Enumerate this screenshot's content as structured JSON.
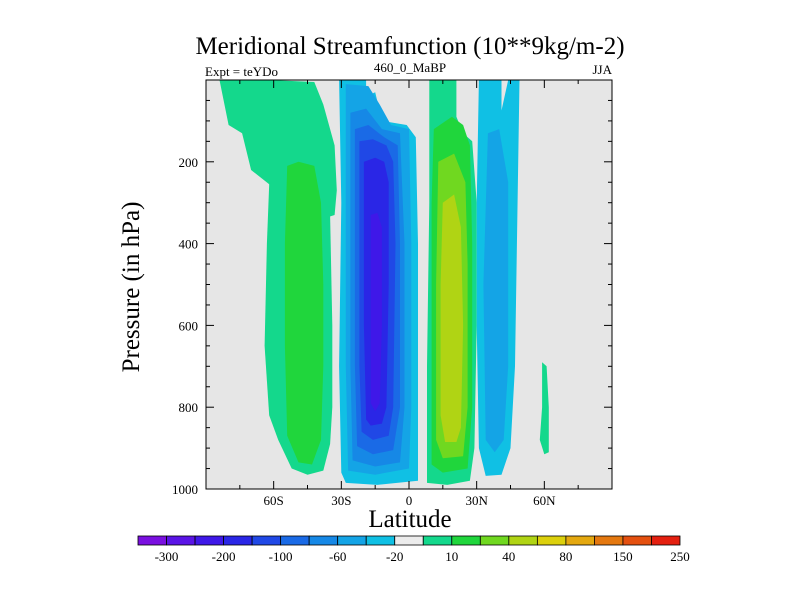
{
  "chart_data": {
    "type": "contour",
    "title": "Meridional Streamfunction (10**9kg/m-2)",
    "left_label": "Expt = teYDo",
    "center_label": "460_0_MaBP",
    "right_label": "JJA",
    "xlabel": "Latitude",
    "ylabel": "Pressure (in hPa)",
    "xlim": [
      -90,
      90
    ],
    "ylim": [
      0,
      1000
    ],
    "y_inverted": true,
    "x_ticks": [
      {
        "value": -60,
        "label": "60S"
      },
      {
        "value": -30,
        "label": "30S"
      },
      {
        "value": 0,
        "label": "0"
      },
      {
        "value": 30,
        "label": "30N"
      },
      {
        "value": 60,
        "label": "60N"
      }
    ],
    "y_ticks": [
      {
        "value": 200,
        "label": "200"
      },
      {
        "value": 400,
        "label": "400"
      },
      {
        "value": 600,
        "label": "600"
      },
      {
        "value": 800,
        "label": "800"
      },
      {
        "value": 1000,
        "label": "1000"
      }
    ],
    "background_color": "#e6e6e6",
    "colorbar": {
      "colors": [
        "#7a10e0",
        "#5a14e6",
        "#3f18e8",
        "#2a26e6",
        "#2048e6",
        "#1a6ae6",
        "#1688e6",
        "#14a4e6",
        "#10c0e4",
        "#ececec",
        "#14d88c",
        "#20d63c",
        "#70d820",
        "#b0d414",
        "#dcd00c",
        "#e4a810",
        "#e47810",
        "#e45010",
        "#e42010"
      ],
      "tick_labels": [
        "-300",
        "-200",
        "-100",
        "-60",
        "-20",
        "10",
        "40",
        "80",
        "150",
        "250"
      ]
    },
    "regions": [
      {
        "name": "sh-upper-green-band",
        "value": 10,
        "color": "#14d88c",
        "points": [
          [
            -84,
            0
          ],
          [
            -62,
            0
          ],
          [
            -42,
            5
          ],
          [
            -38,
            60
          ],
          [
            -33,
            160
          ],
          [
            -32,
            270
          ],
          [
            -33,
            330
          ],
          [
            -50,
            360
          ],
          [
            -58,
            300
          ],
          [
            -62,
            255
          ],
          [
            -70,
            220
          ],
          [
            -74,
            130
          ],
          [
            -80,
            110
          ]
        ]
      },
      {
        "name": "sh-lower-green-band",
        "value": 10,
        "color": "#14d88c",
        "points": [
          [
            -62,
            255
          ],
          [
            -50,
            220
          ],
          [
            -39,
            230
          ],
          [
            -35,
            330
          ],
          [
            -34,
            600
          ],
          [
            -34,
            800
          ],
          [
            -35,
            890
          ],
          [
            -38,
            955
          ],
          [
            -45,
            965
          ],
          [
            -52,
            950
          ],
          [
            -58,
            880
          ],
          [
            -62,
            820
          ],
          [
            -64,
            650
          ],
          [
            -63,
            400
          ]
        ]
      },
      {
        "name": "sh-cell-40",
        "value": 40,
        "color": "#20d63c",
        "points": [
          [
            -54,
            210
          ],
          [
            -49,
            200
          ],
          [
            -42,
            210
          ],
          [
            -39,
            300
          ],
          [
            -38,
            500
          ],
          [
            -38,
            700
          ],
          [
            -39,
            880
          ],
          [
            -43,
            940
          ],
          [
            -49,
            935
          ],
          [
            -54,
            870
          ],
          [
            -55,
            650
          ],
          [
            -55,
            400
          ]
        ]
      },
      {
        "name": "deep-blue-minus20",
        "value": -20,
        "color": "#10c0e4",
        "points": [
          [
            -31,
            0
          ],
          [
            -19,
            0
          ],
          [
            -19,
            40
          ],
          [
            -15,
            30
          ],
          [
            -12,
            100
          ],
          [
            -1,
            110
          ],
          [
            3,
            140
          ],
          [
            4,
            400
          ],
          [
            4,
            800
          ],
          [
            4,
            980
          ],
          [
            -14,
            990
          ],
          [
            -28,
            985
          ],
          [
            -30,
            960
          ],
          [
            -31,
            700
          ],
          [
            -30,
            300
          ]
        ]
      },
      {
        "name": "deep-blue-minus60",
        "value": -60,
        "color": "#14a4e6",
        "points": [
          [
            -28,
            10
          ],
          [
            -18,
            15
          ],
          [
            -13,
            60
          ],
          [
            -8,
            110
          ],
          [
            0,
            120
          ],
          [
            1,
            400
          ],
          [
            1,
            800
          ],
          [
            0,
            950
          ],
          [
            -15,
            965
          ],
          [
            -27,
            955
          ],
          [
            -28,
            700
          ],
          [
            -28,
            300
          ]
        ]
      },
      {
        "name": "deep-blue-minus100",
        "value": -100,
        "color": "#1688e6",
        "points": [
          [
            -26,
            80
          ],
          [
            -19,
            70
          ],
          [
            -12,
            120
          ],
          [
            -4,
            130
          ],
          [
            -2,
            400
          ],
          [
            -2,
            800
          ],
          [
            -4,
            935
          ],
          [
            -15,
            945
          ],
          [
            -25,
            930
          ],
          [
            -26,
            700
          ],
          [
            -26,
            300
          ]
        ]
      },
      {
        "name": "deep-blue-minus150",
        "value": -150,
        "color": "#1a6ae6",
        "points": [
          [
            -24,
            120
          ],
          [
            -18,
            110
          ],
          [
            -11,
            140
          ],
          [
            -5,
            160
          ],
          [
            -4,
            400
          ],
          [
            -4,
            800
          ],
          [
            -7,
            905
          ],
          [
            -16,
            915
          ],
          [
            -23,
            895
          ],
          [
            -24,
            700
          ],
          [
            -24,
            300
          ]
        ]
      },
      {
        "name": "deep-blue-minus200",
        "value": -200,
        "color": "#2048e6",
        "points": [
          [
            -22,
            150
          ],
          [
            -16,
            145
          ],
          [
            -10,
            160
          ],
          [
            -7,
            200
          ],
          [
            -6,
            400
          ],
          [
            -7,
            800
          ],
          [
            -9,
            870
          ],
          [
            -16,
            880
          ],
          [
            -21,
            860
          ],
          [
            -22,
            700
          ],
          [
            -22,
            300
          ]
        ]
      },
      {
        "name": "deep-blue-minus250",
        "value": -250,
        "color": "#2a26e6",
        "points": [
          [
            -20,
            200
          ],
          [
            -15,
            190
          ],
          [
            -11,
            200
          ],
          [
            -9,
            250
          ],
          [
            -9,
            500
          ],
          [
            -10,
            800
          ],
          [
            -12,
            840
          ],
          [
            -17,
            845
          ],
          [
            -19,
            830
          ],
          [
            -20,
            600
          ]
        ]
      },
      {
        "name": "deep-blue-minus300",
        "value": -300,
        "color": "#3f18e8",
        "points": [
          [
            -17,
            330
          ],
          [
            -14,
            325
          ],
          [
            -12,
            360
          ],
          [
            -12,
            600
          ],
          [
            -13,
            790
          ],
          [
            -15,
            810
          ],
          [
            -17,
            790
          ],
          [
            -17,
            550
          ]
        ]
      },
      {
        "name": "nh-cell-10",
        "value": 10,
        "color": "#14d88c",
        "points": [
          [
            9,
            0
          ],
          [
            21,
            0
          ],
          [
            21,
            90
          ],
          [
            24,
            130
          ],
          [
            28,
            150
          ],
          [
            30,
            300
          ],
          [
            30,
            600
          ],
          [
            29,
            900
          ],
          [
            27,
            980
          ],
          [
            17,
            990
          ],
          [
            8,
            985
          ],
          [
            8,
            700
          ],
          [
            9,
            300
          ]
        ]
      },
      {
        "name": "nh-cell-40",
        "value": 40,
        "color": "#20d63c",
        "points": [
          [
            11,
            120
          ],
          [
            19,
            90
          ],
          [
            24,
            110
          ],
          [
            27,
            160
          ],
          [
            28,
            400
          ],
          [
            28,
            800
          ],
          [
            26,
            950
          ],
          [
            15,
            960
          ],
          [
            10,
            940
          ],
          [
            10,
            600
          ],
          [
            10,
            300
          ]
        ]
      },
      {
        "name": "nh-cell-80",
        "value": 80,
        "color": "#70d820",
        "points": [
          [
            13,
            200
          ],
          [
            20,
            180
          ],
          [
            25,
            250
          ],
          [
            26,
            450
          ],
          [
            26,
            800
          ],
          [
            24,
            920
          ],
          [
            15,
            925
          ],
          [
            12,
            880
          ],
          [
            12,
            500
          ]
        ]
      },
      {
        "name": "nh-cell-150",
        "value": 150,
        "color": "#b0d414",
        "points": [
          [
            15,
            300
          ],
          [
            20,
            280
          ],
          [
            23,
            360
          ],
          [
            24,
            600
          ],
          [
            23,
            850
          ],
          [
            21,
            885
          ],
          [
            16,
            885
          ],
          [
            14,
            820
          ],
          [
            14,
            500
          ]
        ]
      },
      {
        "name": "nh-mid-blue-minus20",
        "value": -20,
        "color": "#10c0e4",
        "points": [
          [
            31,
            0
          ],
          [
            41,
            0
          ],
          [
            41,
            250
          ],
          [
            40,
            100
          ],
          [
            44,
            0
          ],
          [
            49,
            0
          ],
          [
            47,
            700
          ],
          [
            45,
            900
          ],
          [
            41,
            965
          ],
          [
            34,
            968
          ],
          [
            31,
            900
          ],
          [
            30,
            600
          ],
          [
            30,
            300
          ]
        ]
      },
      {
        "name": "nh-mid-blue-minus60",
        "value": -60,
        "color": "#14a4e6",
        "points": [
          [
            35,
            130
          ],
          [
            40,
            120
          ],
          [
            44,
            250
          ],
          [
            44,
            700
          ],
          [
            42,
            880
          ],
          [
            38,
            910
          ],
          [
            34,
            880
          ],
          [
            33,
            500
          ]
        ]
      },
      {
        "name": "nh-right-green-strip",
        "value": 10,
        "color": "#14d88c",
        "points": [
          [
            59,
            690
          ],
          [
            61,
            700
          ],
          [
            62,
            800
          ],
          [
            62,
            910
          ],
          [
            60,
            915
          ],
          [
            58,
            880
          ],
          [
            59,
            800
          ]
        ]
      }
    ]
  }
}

* * *

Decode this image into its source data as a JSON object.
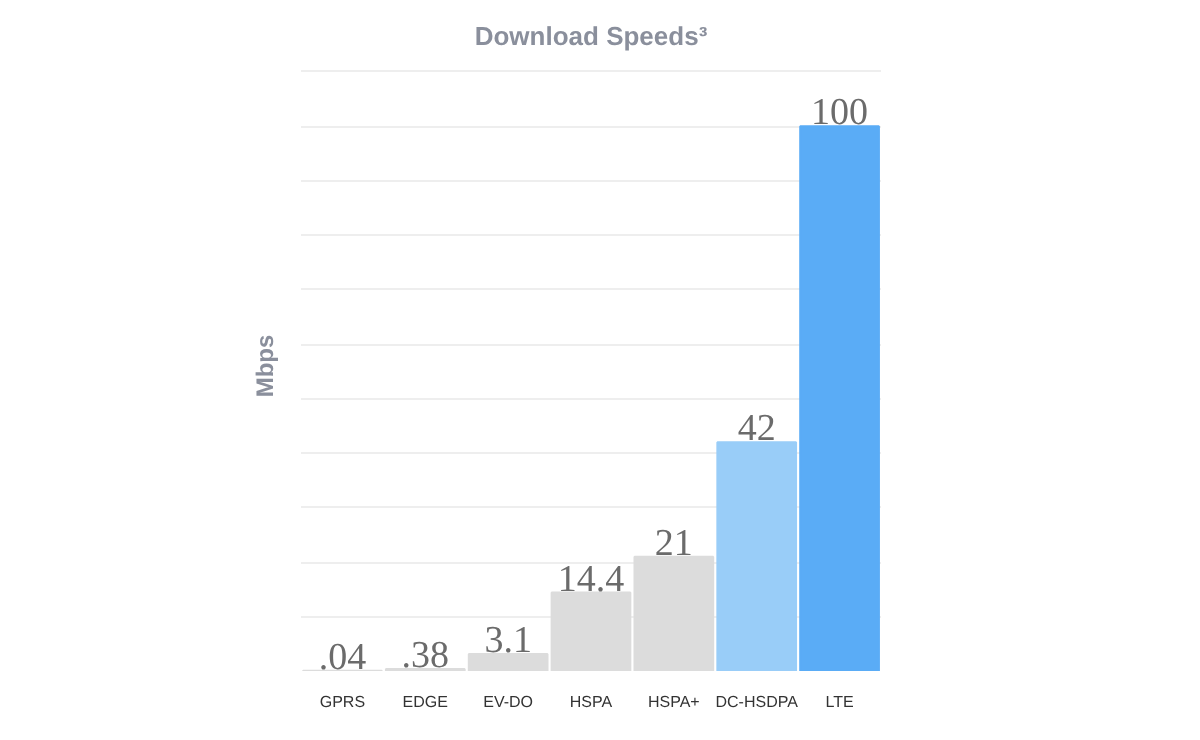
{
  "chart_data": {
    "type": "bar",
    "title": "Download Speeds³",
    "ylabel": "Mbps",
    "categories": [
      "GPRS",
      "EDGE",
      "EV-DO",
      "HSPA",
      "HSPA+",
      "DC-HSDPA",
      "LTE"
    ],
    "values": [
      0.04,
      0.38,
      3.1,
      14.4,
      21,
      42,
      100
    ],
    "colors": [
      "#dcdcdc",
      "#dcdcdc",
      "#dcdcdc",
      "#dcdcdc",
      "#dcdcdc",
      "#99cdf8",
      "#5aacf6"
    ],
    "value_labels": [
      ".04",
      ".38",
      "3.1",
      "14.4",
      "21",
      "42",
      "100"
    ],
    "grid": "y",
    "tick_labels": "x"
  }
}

EXERCISE AIM: Establish how many lines of the records contain the string "JSON" and state that number without elaboration.

REPLY: 2